## [RECORDS TO USE]

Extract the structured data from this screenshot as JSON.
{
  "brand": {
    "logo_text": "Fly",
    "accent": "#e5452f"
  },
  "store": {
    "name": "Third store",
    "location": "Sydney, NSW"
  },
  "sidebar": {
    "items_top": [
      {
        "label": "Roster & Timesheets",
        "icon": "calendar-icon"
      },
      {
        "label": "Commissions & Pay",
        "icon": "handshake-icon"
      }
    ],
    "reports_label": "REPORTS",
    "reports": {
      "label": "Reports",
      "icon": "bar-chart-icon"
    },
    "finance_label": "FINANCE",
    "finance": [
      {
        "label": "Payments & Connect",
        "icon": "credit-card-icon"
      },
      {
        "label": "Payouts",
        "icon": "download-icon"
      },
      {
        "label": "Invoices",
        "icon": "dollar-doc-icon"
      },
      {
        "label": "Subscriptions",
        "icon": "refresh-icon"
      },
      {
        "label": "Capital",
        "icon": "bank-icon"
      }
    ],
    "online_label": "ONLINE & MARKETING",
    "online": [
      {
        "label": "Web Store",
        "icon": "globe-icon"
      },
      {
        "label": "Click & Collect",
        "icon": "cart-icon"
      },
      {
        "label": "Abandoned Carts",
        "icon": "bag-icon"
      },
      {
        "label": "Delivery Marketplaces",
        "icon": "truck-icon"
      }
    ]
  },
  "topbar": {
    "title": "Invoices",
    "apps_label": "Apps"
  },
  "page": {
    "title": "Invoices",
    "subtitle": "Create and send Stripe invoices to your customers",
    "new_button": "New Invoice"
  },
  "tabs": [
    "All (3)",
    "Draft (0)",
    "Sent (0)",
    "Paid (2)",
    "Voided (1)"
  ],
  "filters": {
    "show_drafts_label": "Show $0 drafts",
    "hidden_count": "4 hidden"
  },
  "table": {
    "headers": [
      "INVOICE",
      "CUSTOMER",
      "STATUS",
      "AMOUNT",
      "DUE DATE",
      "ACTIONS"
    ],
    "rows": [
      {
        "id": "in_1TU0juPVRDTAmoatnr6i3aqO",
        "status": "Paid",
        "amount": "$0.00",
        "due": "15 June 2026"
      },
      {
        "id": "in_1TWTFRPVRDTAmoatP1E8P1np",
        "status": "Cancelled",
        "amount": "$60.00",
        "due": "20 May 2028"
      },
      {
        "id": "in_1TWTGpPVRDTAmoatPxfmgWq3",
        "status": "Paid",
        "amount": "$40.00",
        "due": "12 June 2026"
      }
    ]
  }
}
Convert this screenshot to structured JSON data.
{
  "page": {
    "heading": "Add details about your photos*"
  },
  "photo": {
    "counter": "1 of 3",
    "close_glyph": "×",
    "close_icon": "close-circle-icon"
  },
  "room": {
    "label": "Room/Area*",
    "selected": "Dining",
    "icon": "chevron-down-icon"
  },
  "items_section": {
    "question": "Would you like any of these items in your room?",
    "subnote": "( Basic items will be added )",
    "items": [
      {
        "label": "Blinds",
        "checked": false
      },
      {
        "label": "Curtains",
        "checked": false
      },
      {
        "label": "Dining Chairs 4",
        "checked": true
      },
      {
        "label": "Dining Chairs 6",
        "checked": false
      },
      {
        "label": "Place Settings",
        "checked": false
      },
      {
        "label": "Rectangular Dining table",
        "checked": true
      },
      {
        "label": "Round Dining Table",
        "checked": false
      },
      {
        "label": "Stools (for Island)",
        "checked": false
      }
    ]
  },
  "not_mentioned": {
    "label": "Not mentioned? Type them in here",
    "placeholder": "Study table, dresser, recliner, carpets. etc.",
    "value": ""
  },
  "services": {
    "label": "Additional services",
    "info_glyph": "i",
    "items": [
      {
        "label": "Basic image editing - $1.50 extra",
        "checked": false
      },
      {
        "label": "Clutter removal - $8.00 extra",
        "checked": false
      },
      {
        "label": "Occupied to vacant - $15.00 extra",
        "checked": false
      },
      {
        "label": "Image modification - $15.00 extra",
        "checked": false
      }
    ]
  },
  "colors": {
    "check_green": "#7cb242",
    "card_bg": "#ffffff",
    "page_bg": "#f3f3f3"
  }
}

## [GIVEN TASK]
Reproduce every line of the material above exactly.

## [ANSWER TO THIS TASK]
Extract the structured data from this screenshot as JSON.
{
  "brand": {
    "logo_text": "Fly",
    "accent": "#e5452f"
  },
  "store": {
    "name": "Third store",
    "location": "Sydney, NSW"
  },
  "sidebar": {
    "items_top": [
      {
        "label": "Roster & Timesheets",
        "icon": "calendar-icon"
      },
      {
        "label": "Commissions & Pay",
        "icon": "handshake-icon"
      }
    ],
    "reports_label": "REPORTS",
    "reports": {
      "label": "Reports",
      "icon": "bar-chart-icon"
    },
    "finance_label": "FINANCE",
    "finance": [
      {
        "label": "Payments & Connect",
        "icon": "credit-card-icon"
      },
      {
        "label": "Payouts",
        "icon": "download-icon"
      },
      {
        "label": "Invoices",
        "icon": "dollar-doc-icon"
      },
      {
        "label": "Subscriptions",
        "icon": "refresh-icon"
      },
      {
        "label": "Capital",
        "icon": "bank-icon"
      }
    ],
    "online_label": "ONLINE & MARKETING",
    "online": [
      {
        "label": "Web Store",
        "icon": "globe-icon"
      },
      {
        "label": "Click & Collect",
        "icon": "cart-icon"
      },
      {
        "label": "Abandoned Carts",
        "icon": "bag-icon"
      },
      {
        "label": "Delivery Marketplaces",
        "icon": "truck-icon"
      }
    ]
  },
  "topbar": {
    "title": "Invoices",
    "apps_label": "Apps"
  },
  "page": {
    "title": "Invoices",
    "subtitle": "Create and send Stripe invoices to your customers",
    "new_button": "New Invoice"
  },
  "tabs": [
    "All (3)",
    "Draft (0)",
    "Sent (0)",
    "Paid (2)",
    "Voided (1)"
  ],
  "filters": {
    "show_drafts_label": "Show $0 drafts",
    "hidden_count": "4 hidden"
  },
  "table": {
    "headers": [
      "INVOICE",
      "CUSTOMER",
      "STATUS",
      "AMOUNT",
      "DUE DATE",
      "ACTIONS"
    ],
    "rows": [
      {
        "id": "in_1TU0juPVRDTAmoatnr6i3aqO",
        "status": "Paid",
        "amount": "$0.00",
        "due": "15 June 2026"
      },
      {
        "id": "in_1TWTFRPVRDTAmoatP1E8P1np",
        "status": "Cancelled",
        "amount": "$60.00",
        "due": "20 May 2028"
      },
      {
        "id": "in_1TWTGpPVRDTAmoatPxfmgWq3",
        "status": "Paid",
        "amount": "$40.00",
        "due": "12 June 2026"
      }
    ]
  }
}
Convert this screenshot to structured JSON data.
{
  "page": {
    "heading": "Add details about your photos*"
  },
  "photo": {
    "counter": "1 of 3",
    "close_glyph": "×",
    "close_icon": "close-circle-icon"
  },
  "room": {
    "label": "Room/Area*",
    "selected": "Dining",
    "icon": "chevron-down-icon"
  },
  "items_section": {
    "question": "Would you like any of these items in your room?",
    "subnote": "( Basic items will be added )",
    "items": [
      {
        "label": "Blinds",
        "checked": false
      },
      {
        "label": "Curtains",
        "checked": false
      },
      {
        "label": "Dining Chairs 4",
        "checked": true
      },
      {
        "label": "Dining Chairs 6",
        "checked": false
      },
      {
        "label": "Place Settings",
        "checked": false
      },
      {
        "label": "Rectangular Dining table",
        "checked": true
      },
      {
        "label": "Round Dining Table",
        "checked": false
      },
      {
        "label": "Stools (for Island)",
        "checked": false
      }
    ]
  },
  "not_mentioned": {
    "label": "Not mentioned? Type them in here",
    "placeholder": "Study table, dresser, recliner, carpets. etc.",
    "value": ""
  },
  "services": {
    "label": "Additional services",
    "info_glyph": "i",
    "items": [
      {
        "label": "Basic image editing - $1.50 extra",
        "checked": false
      },
      {
        "label": "Clutter removal - $8.00 extra",
        "checked": false
      },
      {
        "label": "Occupied to vacant - $15.00 extra",
        "checked": false
      },
      {
        "label": "Image modification - $15.00 extra",
        "checked": false
      }
    ]
  },
  "colors": {
    "check_green": "#7cb242",
    "card_bg": "#ffffff",
    "page_bg": "#f3f3f3"
  }
}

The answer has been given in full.